(Exercise objective) Write out all the entries word for word, but skip any images.

(Data shown)
▬▬▬▬▬▬

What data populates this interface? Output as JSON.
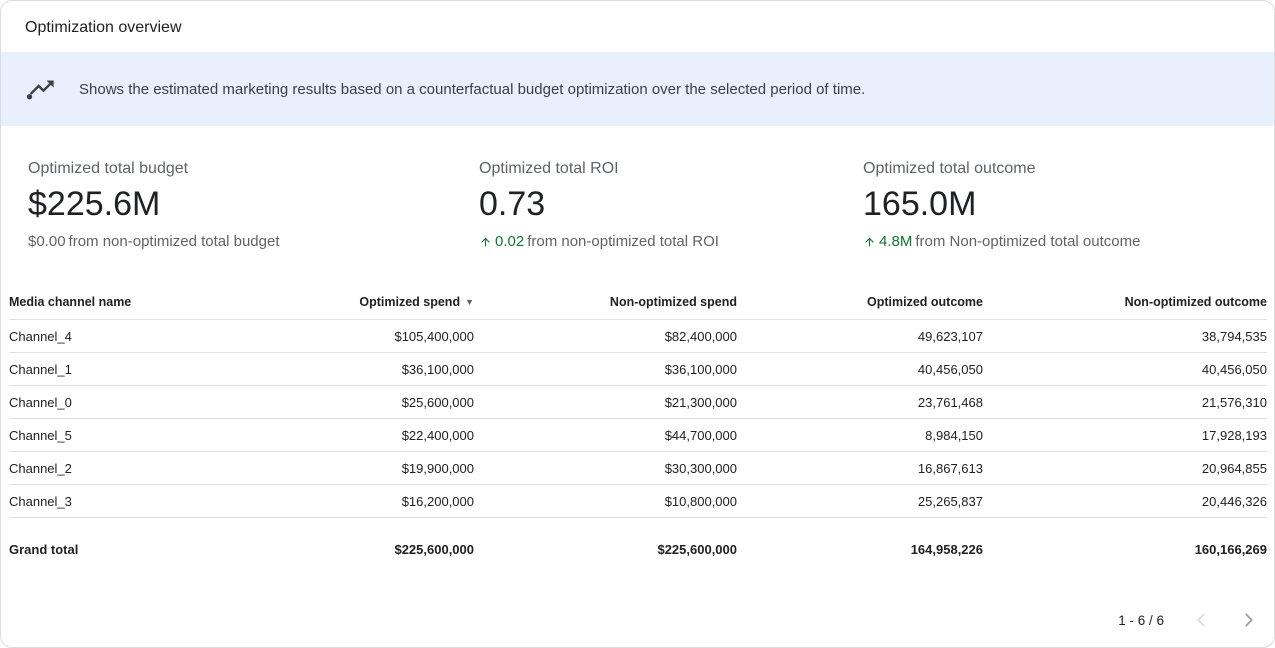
{
  "header": {
    "title": "Optimization overview"
  },
  "banner": {
    "icon": "insights-trending-icon",
    "text": "Shows the estimated marketing results based on a counterfactual budget optimization over the selected period of time."
  },
  "kpis": [
    {
      "label": "Optimized total budget",
      "value": "$225.6M",
      "delta": "$0.00",
      "delta_suffix": "from non-optimized total budget",
      "delta_positive": false
    },
    {
      "label": "Optimized total ROI",
      "value": "0.73",
      "delta": "0.02",
      "delta_suffix": "from non-optimized total ROI",
      "delta_positive": true
    },
    {
      "label": "Optimized total outcome",
      "value": "165.0M",
      "delta": "4.8M",
      "delta_suffix": "from Non-optimized total outcome",
      "delta_positive": true
    }
  ],
  "table": {
    "columns": [
      "Media channel name",
      "Optimized spend",
      "Non-optimized spend",
      "Optimized outcome",
      "Non-optimized outcome"
    ],
    "sort_column": "Optimized spend",
    "sort_indicator": "▼",
    "rows": [
      [
        "Channel_4",
        "$105,400,000",
        "$82,400,000",
        "49,623,107",
        "38,794,535"
      ],
      [
        "Channel_1",
        "$36,100,000",
        "$36,100,000",
        "40,456,050",
        "40,456,050"
      ],
      [
        "Channel_0",
        "$25,600,000",
        "$21,300,000",
        "23,761,468",
        "21,576,310"
      ],
      [
        "Channel_5",
        "$22,400,000",
        "$44,700,000",
        "8,984,150",
        "17,928,193"
      ],
      [
        "Channel_2",
        "$19,900,000",
        "$30,300,000",
        "16,867,613",
        "20,964,855"
      ],
      [
        "Channel_3",
        "$16,200,000",
        "$10,800,000",
        "25,265,837",
        "20,446,326"
      ]
    ],
    "grand_total": [
      "Grand total",
      "$225,600,000",
      "$225,600,000",
      "164,958,226",
      "160,166,269"
    ]
  },
  "pagination": {
    "label": "1 - 6 / 6"
  },
  "colors": {
    "positive": "#137333",
    "banner_bg": "#e8f0fe",
    "muted_text": "#5f6368",
    "border": "#e0e0e0"
  }
}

▬▬▬▬▬▬

(Solution for this task)
What data populates this interface? Output as JSON.
{
  "header": {
    "title": "Optimization overview"
  },
  "banner": {
    "icon": "insights-trending-icon",
    "text": "Shows the estimated marketing results based on a counterfactual budget optimization over the selected period of time."
  },
  "kpis": [
    {
      "label": "Optimized total budget",
      "value": "$225.6M",
      "delta": "$0.00",
      "delta_suffix": "from non-optimized total budget",
      "delta_positive": false
    },
    {
      "label": "Optimized total ROI",
      "value": "0.73",
      "delta": "0.02",
      "delta_suffix": "from non-optimized total ROI",
      "delta_positive": true
    },
    {
      "label": "Optimized total outcome",
      "value": "165.0M",
      "delta": "4.8M",
      "delta_suffix": "from Non-optimized total outcome",
      "delta_positive": true
    }
  ],
  "table": {
    "columns": [
      "Media channel name",
      "Optimized spend",
      "Non-optimized spend",
      "Optimized outcome",
      "Non-optimized outcome"
    ],
    "sort_column": "Optimized spend",
    "sort_indicator": "▼",
    "rows": [
      [
        "Channel_4",
        "$105,400,000",
        "$82,400,000",
        "49,623,107",
        "38,794,535"
      ],
      [
        "Channel_1",
        "$36,100,000",
        "$36,100,000",
        "40,456,050",
        "40,456,050"
      ],
      [
        "Channel_0",
        "$25,600,000",
        "$21,300,000",
        "23,761,468",
        "21,576,310"
      ],
      [
        "Channel_5",
        "$22,400,000",
        "$44,700,000",
        "8,984,150",
        "17,928,193"
      ],
      [
        "Channel_2",
        "$19,900,000",
        "$30,300,000",
        "16,867,613",
        "20,964,855"
      ],
      [
        "Channel_3",
        "$16,200,000",
        "$10,800,000",
        "25,265,837",
        "20,446,326"
      ]
    ],
    "grand_total": [
      "Grand total",
      "$225,600,000",
      "$225,600,000",
      "164,958,226",
      "160,166,269"
    ]
  },
  "pagination": {
    "label": "1 - 6 / 6"
  },
  "colors": {
    "positive": "#137333",
    "banner_bg": "#e8f0fe",
    "muted_text": "#5f6368",
    "border": "#e0e0e0"
  }
}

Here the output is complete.